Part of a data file
## Start

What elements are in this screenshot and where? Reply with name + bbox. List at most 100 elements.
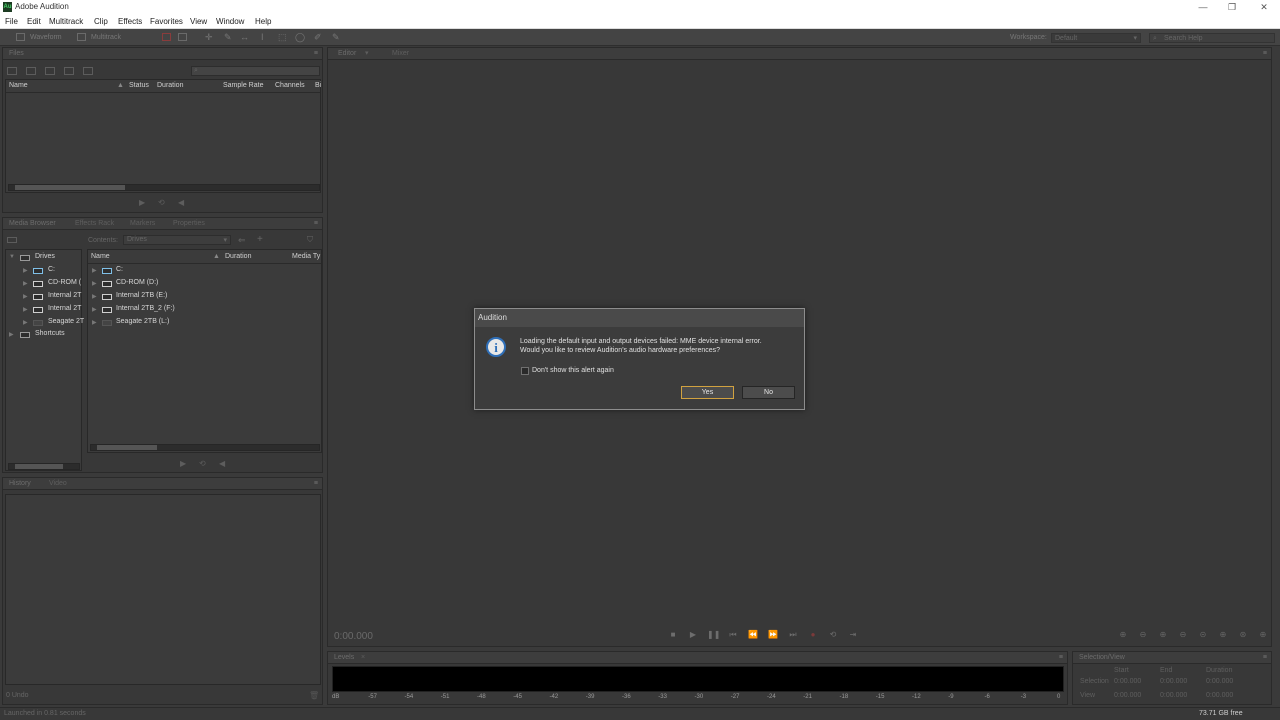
expand-arrow-icon[interactable]: ▶ [23,319,28,326]
autoplay-icon[interactable]: ◀ [219,459,225,468]
razor-tool-icon[interactable]: ✎ [224,32,232,43]
list-item[interactable]: CD-ROM (D:) [116,279,158,286]
spot-healing-icon[interactable]: ✎ [332,32,340,43]
tab-effects-rack[interactable]: Effects Rack [75,219,114,229]
list-item[interactable]: Internal 2TB (E:) [116,292,167,299]
play-icon[interactable]: ▶ [687,630,699,640]
column-channels[interactable]: Channels [275,82,305,89]
folder-icon[interactable] [7,67,17,75]
multitrack-button[interactable]: Multitrack [91,32,121,43]
zoom-in-time-icon[interactable]: ⊕ [1156,630,1170,640]
tree-item-drives[interactable]: Drives [35,253,55,260]
drive-toggle-icon[interactable] [7,237,17,243]
move-tool-icon[interactable]: ✛ [205,32,213,43]
rewind-icon[interactable]: ⏪ [747,630,759,640]
tab-levels[interactable]: Levels [334,653,354,663]
expand-arrow-icon[interactable]: ▶ [92,280,97,287]
time-readout[interactable]: 0:00.000 [334,631,373,642]
zoom-out-amplitude-icon[interactable]: ⊖ [1136,630,1150,640]
autoplay-icon[interactable]: ◀ [178,198,184,207]
spectral-pitch-icon[interactable] [178,33,187,41]
chevron-down-icon[interactable]: ▾ [365,49,369,59]
dont-show-checkbox[interactable] [521,367,529,375]
column-name[interactable]: Name [9,82,28,89]
close-button[interactable]: ✕ [1254,1,1274,13]
menu-effects[interactable]: Effects [118,17,142,26]
list-item[interactable]: Internal 2TB_2 (F:) [116,305,175,312]
brush-tool-icon[interactable]: ✐ [314,32,322,43]
expand-arrow-icon[interactable]: ▶ [23,267,28,274]
view-duration[interactable]: 0:00.000 [1206,692,1233,699]
waveform-button[interactable]: Waveform [30,32,62,43]
column-sample-rate[interactable]: Sample Rate [223,82,263,89]
tab-properties[interactable]: Properties [173,219,205,229]
loop-icon[interactable]: ⟲ [158,198,165,207]
play-icon[interactable]: ▶ [180,459,186,468]
column-bit-depth[interactable]: Bi [315,82,321,89]
scroll-thumb[interactable] [15,464,63,469]
files-search-input[interactable]: ⌕ [191,66,320,76]
menu-edit[interactable]: Edit [27,17,41,26]
pause-icon[interactable]: ❚❚ [707,630,720,640]
tree-item-internal-e[interactable]: Internal 2T [48,292,81,299]
tab-media-browser[interactable]: Media Browser [9,219,56,229]
panel-menu-icon[interactable]: ≡ [1059,654,1063,661]
tree-item-seagate[interactable]: Seagate 2T [48,318,84,325]
minimize-button[interactable]: — [1193,1,1213,13]
insert-icon[interactable] [45,67,55,75]
expand-arrow-icon[interactable]: ▶ [9,331,14,338]
lasso-tool-icon[interactable]: ◯ [295,32,305,43]
tree-item-c[interactable]: C: [48,266,55,273]
delete-icon[interactable] [83,67,93,75]
zoom-in-amplitude-icon[interactable]: ⊕ [1116,630,1130,640]
zoom-selection-icon[interactable]: ⊛ [1236,630,1250,640]
menu-help[interactable]: Help [255,17,271,26]
expand-arrow-icon[interactable]: ▶ [23,293,28,300]
panel-menu-icon[interactable]: ≡ [1263,654,1267,661]
expand-arrow-icon[interactable]: ▶ [92,267,97,274]
zoom-in-point-icon[interactable]: ⊕ [1216,630,1230,640]
tab-markers[interactable]: Markers [130,219,155,229]
column-media-type[interactable]: Media Ty [292,253,320,260]
dont-show-label[interactable]: Don't show this alert again [532,367,614,374]
contents-select[interactable]: Drives ▾ [123,235,231,245]
add-shortcut-icon[interactable]: + [257,234,263,245]
time-selection-tool-icon[interactable]: I [261,32,264,43]
media-scrollbar[interactable] [90,444,320,451]
fast-forward-icon[interactable]: ⏩ [767,630,779,640]
yes-button[interactable]: Yes [681,386,734,399]
go-to-end-icon[interactable]: ⏭ [787,630,799,640]
trash-icon[interactable]: 🗑 [309,691,319,700]
tab-video[interactable]: Video [49,479,67,489]
column-duration[interactable]: Duration [157,82,183,89]
panel-menu-icon[interactable]: ≡ [314,220,318,227]
list-item[interactable]: C: [116,266,123,273]
spectral-frequency-icon[interactable] [162,33,171,41]
panel-menu-icon[interactable]: ≡ [314,50,318,57]
workspace-select[interactable]: Default ▾ [1051,33,1141,43]
expand-arrow-icon[interactable]: ▼ [9,254,15,260]
column-duration[interactable]: Duration [225,253,251,260]
column-status[interactable]: Status [129,82,149,89]
maximize-button[interactable]: ❐ [1222,1,1242,13]
play-icon[interactable]: ▶ [139,198,145,207]
list-item[interactable]: Seagate 2TB (L:) [116,318,169,325]
tab-editor[interactable]: Editor [338,49,356,59]
tree-item-internal-f[interactable]: Internal 2T [48,305,81,312]
filter-icon[interactable]: ⛉ [307,235,313,245]
zoom-out-full-icon[interactable]: ⊝ [1196,630,1210,640]
marquee-tool-icon[interactable]: ⬚ [278,32,287,43]
loop-icon[interactable]: ⟲ [199,459,206,468]
close-icon[interactable]: × [361,653,365,663]
expand-arrow-icon[interactable]: ▶ [23,306,28,313]
expand-arrow-icon[interactable]: ▶ [92,293,97,300]
new-file-icon[interactable] [26,67,36,75]
slip-tool-icon[interactable]: ↔ [240,32,249,43]
no-button[interactable]: No [742,386,795,399]
scroll-thumb[interactable] [15,185,125,190]
scroll-thumb[interactable] [97,445,157,450]
zoom-out-time-icon[interactable]: ⊖ [1176,630,1190,640]
menu-favorites[interactable]: Favorites [150,17,183,26]
view-end[interactable]: 0:00.000 [1160,692,1187,699]
close-file-icon[interactable] [64,67,74,75]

## End

--- WHAT THIS TASK INVOLVES ---
Pick out every line of the items that contains the word "duration". Case counts.

--- REPLY TO THE EXERCISE ---
view-duration[interactable]: 0:00.000 [1206,692,1233,699]
column-duration[interactable]: Duration [157,82,183,89]
column-duration[interactable]: Duration [225,253,251,260]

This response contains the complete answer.